Every entry must be echoed exactly.

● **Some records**
***

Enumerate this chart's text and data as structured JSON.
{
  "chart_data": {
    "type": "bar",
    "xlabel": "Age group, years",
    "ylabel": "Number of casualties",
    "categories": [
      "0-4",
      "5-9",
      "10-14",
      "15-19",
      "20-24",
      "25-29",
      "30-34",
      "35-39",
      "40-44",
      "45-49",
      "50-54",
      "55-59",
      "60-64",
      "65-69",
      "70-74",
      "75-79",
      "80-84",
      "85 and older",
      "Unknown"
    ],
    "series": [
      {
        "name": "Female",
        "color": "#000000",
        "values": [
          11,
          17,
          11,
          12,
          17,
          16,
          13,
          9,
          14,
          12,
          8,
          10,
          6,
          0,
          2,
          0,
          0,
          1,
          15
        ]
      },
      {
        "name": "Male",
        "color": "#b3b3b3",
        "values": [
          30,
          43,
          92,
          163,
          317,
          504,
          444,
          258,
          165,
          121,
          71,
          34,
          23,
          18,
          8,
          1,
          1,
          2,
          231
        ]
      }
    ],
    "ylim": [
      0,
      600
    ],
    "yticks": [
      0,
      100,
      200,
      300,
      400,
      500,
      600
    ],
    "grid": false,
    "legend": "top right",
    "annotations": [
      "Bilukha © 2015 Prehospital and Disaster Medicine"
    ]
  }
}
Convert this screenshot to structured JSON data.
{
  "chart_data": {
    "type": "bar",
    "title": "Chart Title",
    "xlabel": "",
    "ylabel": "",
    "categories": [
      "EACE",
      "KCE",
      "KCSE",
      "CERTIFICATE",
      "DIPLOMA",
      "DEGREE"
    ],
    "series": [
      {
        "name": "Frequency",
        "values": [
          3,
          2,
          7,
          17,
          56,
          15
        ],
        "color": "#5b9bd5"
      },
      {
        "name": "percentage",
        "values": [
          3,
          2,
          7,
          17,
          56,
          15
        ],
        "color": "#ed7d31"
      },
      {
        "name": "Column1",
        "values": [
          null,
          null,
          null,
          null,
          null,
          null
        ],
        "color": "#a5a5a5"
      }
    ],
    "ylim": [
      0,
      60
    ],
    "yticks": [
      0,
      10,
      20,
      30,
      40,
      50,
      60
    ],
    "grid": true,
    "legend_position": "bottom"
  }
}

***

● **FINAL RESULT**
Enumerate this chart's text and data as structured JSON.
{
  "chart_data": {
    "type": "bar",
    "xlabel": "Age group, years",
    "ylabel": "Number of casualties",
    "categories": [
      "0-4",
      "5-9",
      "10-14",
      "15-19",
      "20-24",
      "25-29",
      "30-34",
      "35-39",
      "40-44",
      "45-49",
      "50-54",
      "55-59",
      "60-64",
      "65-69",
      "70-74",
      "75-79",
      "80-84",
      "85 and older",
      "Unknown"
    ],
    "series": [
      {
        "name": "Female",
        "color": "#000000",
        "values": [
          11,
          17,
          11,
          12,
          17,
          16,
          13,
          9,
          14,
          12,
          8,
          10,
          6,
          0,
          2,
          0,
          0,
          1,
          15
        ]
      },
      {
        "name": "Male",
        "color": "#b3b3b3",
        "values": [
          30,
          43,
          92,
          163,
          317,
          504,
          444,
          258,
          165,
          121,
          71,
          34,
          23,
          18,
          8,
          1,
          1,
          2,
          231
        ]
      }
    ],
    "ylim": [
      0,
      600
    ],
    "yticks": [
      0,
      100,
      200,
      300,
      400,
      500,
      600
    ],
    "grid": false,
    "legend": "top right",
    "annotations": [
      "Bilukha © 2015 Prehospital and Disaster Medicine"
    ]
  }
}
Convert this screenshot to structured JSON data.
{
  "chart_data": {
    "type": "bar",
    "title": "Chart Title",
    "xlabel": "",
    "ylabel": "",
    "categories": [
      "EACE",
      "KCE",
      "KCSE",
      "CERTIFICATE",
      "DIPLOMA",
      "DEGREE"
    ],
    "series": [
      {
        "name": "Frequency",
        "values": [
          3,
          2,
          7,
          17,
          56,
          15
        ],
        "color": "#5b9bd5"
      },
      {
        "name": "percentage",
        "values": [
          3,
          2,
          7,
          17,
          56,
          15
        ],
        "color": "#ed7d31"
      },
      {
        "name": "Column1",
        "values": [
          null,
          null,
          null,
          null,
          null,
          null
        ],
        "color": "#a5a5a5"
      }
    ],
    "ylim": [
      0,
      60
    ],
    "yticks": [
      0,
      10,
      20,
      30,
      40,
      50,
      60
    ],
    "grid": true,
    "legend_position": "bottom"
  }
}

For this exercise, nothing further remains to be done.